**STATED GOAL**
The records that follow need to be output exactly as they are.

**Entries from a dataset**

○ ○ ○ ○ ○

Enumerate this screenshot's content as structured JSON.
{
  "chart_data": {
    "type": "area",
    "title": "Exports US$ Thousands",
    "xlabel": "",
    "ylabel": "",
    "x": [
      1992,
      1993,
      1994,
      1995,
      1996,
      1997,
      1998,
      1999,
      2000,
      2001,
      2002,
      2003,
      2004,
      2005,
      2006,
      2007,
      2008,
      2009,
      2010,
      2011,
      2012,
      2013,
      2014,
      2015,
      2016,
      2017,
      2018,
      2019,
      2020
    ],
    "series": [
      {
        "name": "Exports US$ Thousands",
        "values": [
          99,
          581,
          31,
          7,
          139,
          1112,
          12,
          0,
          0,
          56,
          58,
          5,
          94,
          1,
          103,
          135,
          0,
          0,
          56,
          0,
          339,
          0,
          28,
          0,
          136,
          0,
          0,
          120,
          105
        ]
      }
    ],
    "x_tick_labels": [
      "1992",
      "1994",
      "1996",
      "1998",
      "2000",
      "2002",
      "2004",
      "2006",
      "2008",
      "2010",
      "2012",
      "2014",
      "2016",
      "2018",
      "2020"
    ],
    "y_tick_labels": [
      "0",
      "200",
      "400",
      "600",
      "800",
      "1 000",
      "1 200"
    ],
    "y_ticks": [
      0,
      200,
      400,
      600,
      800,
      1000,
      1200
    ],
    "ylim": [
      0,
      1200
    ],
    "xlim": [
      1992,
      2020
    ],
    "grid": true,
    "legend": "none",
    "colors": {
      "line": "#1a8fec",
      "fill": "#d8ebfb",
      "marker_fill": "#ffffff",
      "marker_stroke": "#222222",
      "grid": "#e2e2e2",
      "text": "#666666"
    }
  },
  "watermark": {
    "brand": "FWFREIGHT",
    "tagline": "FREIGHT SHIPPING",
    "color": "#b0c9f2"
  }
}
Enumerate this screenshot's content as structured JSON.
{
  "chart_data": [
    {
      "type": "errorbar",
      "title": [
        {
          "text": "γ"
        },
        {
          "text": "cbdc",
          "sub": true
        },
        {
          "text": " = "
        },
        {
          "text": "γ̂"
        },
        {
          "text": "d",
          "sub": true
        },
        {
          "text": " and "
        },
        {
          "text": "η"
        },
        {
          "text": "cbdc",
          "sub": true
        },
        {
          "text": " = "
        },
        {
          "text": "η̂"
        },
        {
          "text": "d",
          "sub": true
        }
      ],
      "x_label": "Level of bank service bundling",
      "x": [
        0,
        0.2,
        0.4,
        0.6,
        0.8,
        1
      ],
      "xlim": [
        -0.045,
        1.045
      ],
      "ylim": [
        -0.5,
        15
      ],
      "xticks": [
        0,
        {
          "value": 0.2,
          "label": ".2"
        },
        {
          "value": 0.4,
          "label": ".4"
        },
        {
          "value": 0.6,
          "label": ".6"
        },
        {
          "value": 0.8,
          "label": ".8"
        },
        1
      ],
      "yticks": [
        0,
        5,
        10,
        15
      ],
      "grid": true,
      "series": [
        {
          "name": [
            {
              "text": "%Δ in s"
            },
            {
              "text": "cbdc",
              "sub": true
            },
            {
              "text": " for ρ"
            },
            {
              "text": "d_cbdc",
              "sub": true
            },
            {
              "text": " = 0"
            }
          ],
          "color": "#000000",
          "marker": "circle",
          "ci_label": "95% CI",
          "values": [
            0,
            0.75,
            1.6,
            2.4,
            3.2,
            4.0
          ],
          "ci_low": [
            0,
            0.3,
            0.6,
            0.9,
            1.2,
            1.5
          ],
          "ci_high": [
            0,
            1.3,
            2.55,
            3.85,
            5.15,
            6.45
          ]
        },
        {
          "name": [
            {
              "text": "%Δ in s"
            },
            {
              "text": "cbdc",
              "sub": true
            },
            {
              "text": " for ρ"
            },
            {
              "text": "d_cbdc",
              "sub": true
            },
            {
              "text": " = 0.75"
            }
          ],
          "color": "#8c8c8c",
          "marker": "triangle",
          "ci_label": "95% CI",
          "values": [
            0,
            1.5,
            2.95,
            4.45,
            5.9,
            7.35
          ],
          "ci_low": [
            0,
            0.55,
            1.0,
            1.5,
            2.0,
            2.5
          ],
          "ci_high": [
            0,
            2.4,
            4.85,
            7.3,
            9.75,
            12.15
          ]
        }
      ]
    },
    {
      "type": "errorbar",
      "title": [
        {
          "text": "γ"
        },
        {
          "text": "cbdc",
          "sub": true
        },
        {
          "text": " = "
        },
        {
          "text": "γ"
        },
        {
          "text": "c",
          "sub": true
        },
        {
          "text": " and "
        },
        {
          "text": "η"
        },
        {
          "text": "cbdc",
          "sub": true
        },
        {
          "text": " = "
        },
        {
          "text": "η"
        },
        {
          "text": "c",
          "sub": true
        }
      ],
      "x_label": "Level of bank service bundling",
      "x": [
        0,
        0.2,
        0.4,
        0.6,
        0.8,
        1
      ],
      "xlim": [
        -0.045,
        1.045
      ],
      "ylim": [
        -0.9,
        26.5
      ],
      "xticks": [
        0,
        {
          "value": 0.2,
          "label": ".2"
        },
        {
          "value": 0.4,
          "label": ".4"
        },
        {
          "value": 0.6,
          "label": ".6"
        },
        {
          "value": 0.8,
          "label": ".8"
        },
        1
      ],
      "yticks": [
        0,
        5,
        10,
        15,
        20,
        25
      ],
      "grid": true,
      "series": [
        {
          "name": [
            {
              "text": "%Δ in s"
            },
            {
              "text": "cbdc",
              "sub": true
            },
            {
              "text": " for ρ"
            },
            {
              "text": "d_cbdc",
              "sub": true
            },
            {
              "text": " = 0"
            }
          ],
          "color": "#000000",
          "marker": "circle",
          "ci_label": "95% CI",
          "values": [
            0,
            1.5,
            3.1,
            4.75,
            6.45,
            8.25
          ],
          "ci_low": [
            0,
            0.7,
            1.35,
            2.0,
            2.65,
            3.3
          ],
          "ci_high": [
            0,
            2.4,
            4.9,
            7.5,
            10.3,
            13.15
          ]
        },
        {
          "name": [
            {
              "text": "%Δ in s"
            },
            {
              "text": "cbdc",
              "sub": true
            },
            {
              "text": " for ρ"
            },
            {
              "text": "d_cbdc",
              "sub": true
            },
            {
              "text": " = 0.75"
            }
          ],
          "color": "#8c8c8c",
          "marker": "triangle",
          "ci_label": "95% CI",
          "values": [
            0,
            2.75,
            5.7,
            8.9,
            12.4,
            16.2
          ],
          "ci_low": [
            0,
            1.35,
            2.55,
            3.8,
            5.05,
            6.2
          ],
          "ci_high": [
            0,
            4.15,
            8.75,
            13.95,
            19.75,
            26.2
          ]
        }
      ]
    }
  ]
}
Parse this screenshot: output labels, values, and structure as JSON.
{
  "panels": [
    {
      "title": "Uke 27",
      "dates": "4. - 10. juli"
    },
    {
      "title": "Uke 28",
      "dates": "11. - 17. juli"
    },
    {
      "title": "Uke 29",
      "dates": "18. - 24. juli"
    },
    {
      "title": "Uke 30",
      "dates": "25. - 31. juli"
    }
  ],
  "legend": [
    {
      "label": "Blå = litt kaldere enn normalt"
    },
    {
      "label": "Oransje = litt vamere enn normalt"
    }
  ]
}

○ ○ ○ ○ ○

**FINISHED ANSWER**
Enumerate this screenshot's content as structured JSON.
{
  "chart_data": {
    "type": "area",
    "title": "Exports US$ Thousands",
    "xlabel": "",
    "ylabel": "",
    "x": [
      1992,
      1993,
      1994,
      1995,
      1996,
      1997,
      1998,
      1999,
      2000,
      2001,
      2002,
      2003,
      2004,
      2005,
      2006,
      2007,
      2008,
      2009,
      2010,
      2011,
      2012,
      2013,
      2014,
      2015,
      2016,
      2017,
      2018,
      2019,
      2020
    ],
    "series": [
      {
        "name": "Exports US$ Thousands",
        "values": [
          99,
          581,
          31,
          7,
          139,
          1112,
          12,
          0,
          0,
          56,
          58,
          5,
          94,
          1,
          103,
          135,
          0,
          0,
          56,
          0,
          339,
          0,
          28,
          0,
          136,
          0,
          0,
          120,
          105
        ]
      }
    ],
    "x_tick_labels": [
      "1992",
      "1994",
      "1996",
      "1998",
      "2000",
      "2002",
      "2004",
      "2006",
      "2008",
      "2010",
      "2012",
      "2014",
      "2016",
      "2018",
      "2020"
    ],
    "y_tick_labels": [
      "0",
      "200",
      "400",
      "600",
      "800",
      "1 000",
      "1 200"
    ],
    "y_ticks": [
      0,
      200,
      400,
      600,
      800,
      1000,
      1200
    ],
    "ylim": [
      0,
      1200
    ],
    "xlim": [
      1992,
      2020
    ],
    "grid": true,
    "legend": "none",
    "colors": {
      "line": "#1a8fec",
      "fill": "#d8ebfb",
      "marker_fill": "#ffffff",
      "marker_stroke": "#222222",
      "grid": "#e2e2e2",
      "text": "#666666"
    }
  },
  "watermark": {
    "brand": "FWFREIGHT",
    "tagline": "FREIGHT SHIPPING",
    "color": "#b0c9f2"
  }
}
Enumerate this screenshot's content as structured JSON.
{
  "chart_data": [
    {
      "type": "errorbar",
      "title": [
        {
          "text": "γ"
        },
        {
          "text": "cbdc",
          "sub": true
        },
        {
          "text": " = "
        },
        {
          "text": "γ̂"
        },
        {
          "text": "d",
          "sub": true
        },
        {
          "text": " and "
        },
        {
          "text": "η"
        },
        {
          "text": "cbdc",
          "sub": true
        },
        {
          "text": " = "
        },
        {
          "text": "η̂"
        },
        {
          "text": "d",
          "sub": true
        }
      ],
      "x_label": "Level of bank service bundling",
      "x": [
        0,
        0.2,
        0.4,
        0.6,
        0.8,
        1
      ],
      "xlim": [
        -0.045,
        1.045
      ],
      "ylim": [
        -0.5,
        15
      ],
      "xticks": [
        0,
        {
          "value": 0.2,
          "label": ".2"
        },
        {
          "value": 0.4,
          "label": ".4"
        },
        {
          "value": 0.6,
          "label": ".6"
        },
        {
          "value": 0.8,
          "label": ".8"
        },
        1
      ],
      "yticks": [
        0,
        5,
        10,
        15
      ],
      "grid": true,
      "series": [
        {
          "name": [
            {
              "text": "%Δ in s"
            },
            {
              "text": "cbdc",
              "sub": true
            },
            {
              "text": " for ρ"
            },
            {
              "text": "d_cbdc",
              "sub": true
            },
            {
              "text": " = 0"
            }
          ],
          "color": "#000000",
          "marker": "circle",
          "ci_label": "95% CI",
          "values": [
            0,
            0.75,
            1.6,
            2.4,
            3.2,
            4.0
          ],
          "ci_low": [
            0,
            0.3,
            0.6,
            0.9,
            1.2,
            1.5
          ],
          "ci_high": [
            0,
            1.3,
            2.55,
            3.85,
            5.15,
            6.45
          ]
        },
        {
          "name": [
            {
              "text": "%Δ in s"
            },
            {
              "text": "cbdc",
              "sub": true
            },
            {
              "text": " for ρ"
            },
            {
              "text": "d_cbdc",
              "sub": true
            },
            {
              "text": " = 0.75"
            }
          ],
          "color": "#8c8c8c",
          "marker": "triangle",
          "ci_label": "95% CI",
          "values": [
            0,
            1.5,
            2.95,
            4.45,
            5.9,
            7.35
          ],
          "ci_low": [
            0,
            0.55,
            1.0,
            1.5,
            2.0,
            2.5
          ],
          "ci_high": [
            0,
            2.4,
            4.85,
            7.3,
            9.75,
            12.15
          ]
        }
      ]
    },
    {
      "type": "errorbar",
      "title": [
        {
          "text": "γ"
        },
        {
          "text": "cbdc",
          "sub": true
        },
        {
          "text": " = "
        },
        {
          "text": "γ"
        },
        {
          "text": "c",
          "sub": true
        },
        {
          "text": " and "
        },
        {
          "text": "η"
        },
        {
          "text": "cbdc",
          "sub": true
        },
        {
          "text": " = "
        },
        {
          "text": "η"
        },
        {
          "text": "c",
          "sub": true
        }
      ],
      "x_label": "Level of bank service bundling",
      "x": [
        0,
        0.2,
        0.4,
        0.6,
        0.8,
        1
      ],
      "xlim": [
        -0.045,
        1.045
      ],
      "ylim": [
        -0.9,
        26.5
      ],
      "xticks": [
        0,
        {
          "value": 0.2,
          "label": ".2"
        },
        {
          "value": 0.4,
          "label": ".4"
        },
        {
          "value": 0.6,
          "label": ".6"
        },
        {
          "value": 0.8,
          "label": ".8"
        },
        1
      ],
      "yticks": [
        0,
        5,
        10,
        15,
        20,
        25
      ],
      "grid": true,
      "series": [
        {
          "name": [
            {
              "text": "%Δ in s"
            },
            {
              "text": "cbdc",
              "sub": true
            },
            {
              "text": " for ρ"
            },
            {
              "text": "d_cbdc",
              "sub": true
            },
            {
              "text": " = 0"
            }
          ],
          "color": "#000000",
          "marker": "circle",
          "ci_label": "95% CI",
          "values": [
            0,
            1.5,
            3.1,
            4.75,
            6.45,
            8.25
          ],
          "ci_low": [
            0,
            0.7,
            1.35,
            2.0,
            2.65,
            3.3
          ],
          "ci_high": [
            0,
            2.4,
            4.9,
            7.5,
            10.3,
            13.15
          ]
        },
        {
          "name": [
            {
              "text": "%Δ in s"
            },
            {
              "text": "cbdc",
              "sub": true
            },
            {
              "text": " for ρ"
            },
            {
              "text": "d_cbdc",
              "sub": true
            },
            {
              "text": " = 0.75"
            }
          ],
          "color": "#8c8c8c",
          "marker": "triangle",
          "ci_label": "95% CI",
          "values": [
            0,
            2.75,
            5.7,
            8.9,
            12.4,
            16.2
          ],
          "ci_low": [
            0,
            1.35,
            2.55,
            3.8,
            5.05,
            6.2
          ],
          "ci_high": [
            0,
            4.15,
            8.75,
            13.95,
            19.75,
            26.2
          ]
        }
      ]
    }
  ]
}
Parse this screenshot: output labels, values, and structure as JSON.
{
  "panels": [
    {
      "title": "Uke 27",
      "dates": "4. - 10. juli"
    },
    {
      "title": "Uke 28",
      "dates": "11. - 17. juli"
    },
    {
      "title": "Uke 29",
      "dates": "18. - 24. juli"
    },
    {
      "title": "Uke 30",
      "dates": "25. - 31. juli"
    }
  ],
  "legend": [
    {
      "label": "Blå = litt kaldere enn normalt"
    },
    {
      "label": "Oransje = litt vamere enn normalt"
    }
  ]
}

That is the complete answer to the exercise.